▶ _WORK REQUIRED_
Answer these questions about the thread on shift bitmasks below.
1. What three options do users have for each day of the week?
2. What decimal value is stored for User1's AM shifts?
3. In the accepted answer, which two-bit code stands for AM?

══ PAGE EXTRACT

So here is the scenario:

Users have 3 options for each day of the week: AM, PM, and OFF. These are mutually exclusive choices, so there is no option to work both an AM and PM on same day.

So if I wanted to store their AM shifts and PM shifts as separate bitmasks, and User1 chooses the following:

 S    M   T   W   Th   F   Sa
 A    P   X   A   X    P   A

I would have the following:

 $shifts['User1']['AM'] = 73;  //  1001001
 $shifts['User1']['PM'] = 34;  //  0100010

Now, if I just wanted to know which days User1 worked, I could obviously just do:

 $shifts['User1']['All'] = $shifts['User1']['AM'] | $shifts['User1']['PM'];

Or even just:

 $shifts['User1']['All'] = $shifts['User1']['AM'] + $shifts['User1']['PM'];

But what if I wanted the final result to distinguish AM from PM, something to the effect of:

 $shifts['User1']['AM'] = A00A00A;
 $shifts['User1']['PM'] = 0P000P0;

So that the A's and P's are both considered set, but that

 A00A00A | 0P000P0 = AP0A0PA;

Is there a common way of doing this, or am I thinking about this totally wrong?

share|improve this question
Two things come to mind: ternary, and plain old not using bitmasks for this type of task. –  minitech Mar 25 '12 at 2:22
Oh, at the end of the day, I'm sure I'd either keep them separated or use some other logic to extrapolate, etc. But the image of the As and Ps jumped into my head and I thought it might be either one of those "no, fool, that's now how it works" or "duh, just change the radix", so I had to throw it out there to know for sure. –  Anthony Mar 25 '12 at 2:28

5 Answers 5

up vote 1 down vote accepted

To represent three states in a binary fashion you need 2 bits. For instance, you could say that:

PM = 01

AM = 10

OFF = 00

So now you have this:

A00A00A translates to 10 00 00 10 00 00 10

0P000P0 translates to 00 01 00 00 00 01 00

Applying bitwise OR operation:

10 00 00 10 00 00 10
00 01 00 00 00 01 00
10 01 00 10 00 01 10
A  P  0  A  0  P  A

You get AP0A0PA, your desired result.

share|improve this answer
I almost hate to give you the answer, since I was hoping it would involve something more weird or sophisticated. But how do I test if someone is working on Sunday? It could be either 01 or 10. Do I just always check for if it's NOT 00? I'm sure I'll figure it out, but any more obvious advice is welcome. –  Anthony Mar 25 '12 at 2:52
I guess you'd check it the same way as if you were only using one bit for each state. Any logic that would apply to the first case also applies to the second. Checking for NOT 00 is an option. –  Telmo Marques Mar 25 '12 at 2:56
@Anthony: This is really good answer, more efficient. To check if someone is working on Sunday, you just need to do $shifts | 0b11000000000000 (if Sunday is the first day on the list). Then you will get 0 if there was no shift on Sunday. (of course the code may not work, this is only to show you the way to check specific day) –  Tadeck Mar 25 '12 at 2:57

To write a literal value in binary use: 0b1001001, or hex: 0x49, instead of decimal: 73.

The bitmap will only ever give you true or false, so there is no way to represent three values (AM, PM, X) by compressing two bitmaps into one.

I think you are thinking about this wrong (others may have a smarter solution that I can't think of though). An array of characters A, P, X might be as good for this. You can merge arrays (so it is not the same as a string).

════
══ GIVEN DATA

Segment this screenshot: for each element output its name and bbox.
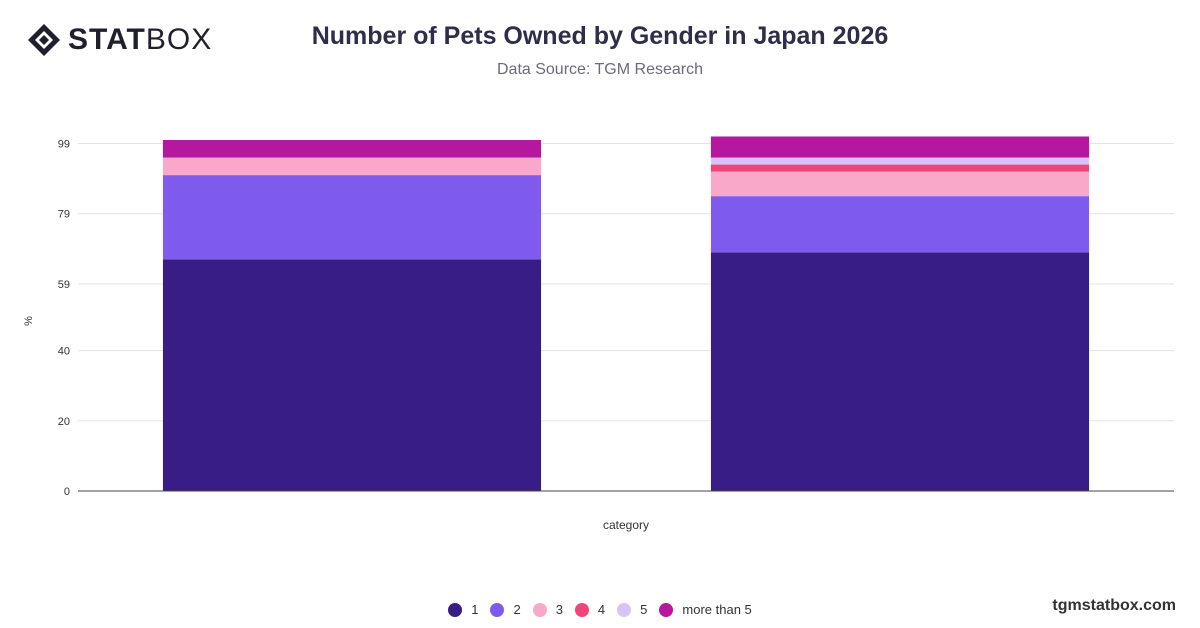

════

▶ _ANSWER IN FULL_
1. AM, PM, and OFF.
2. 73.
3. 10.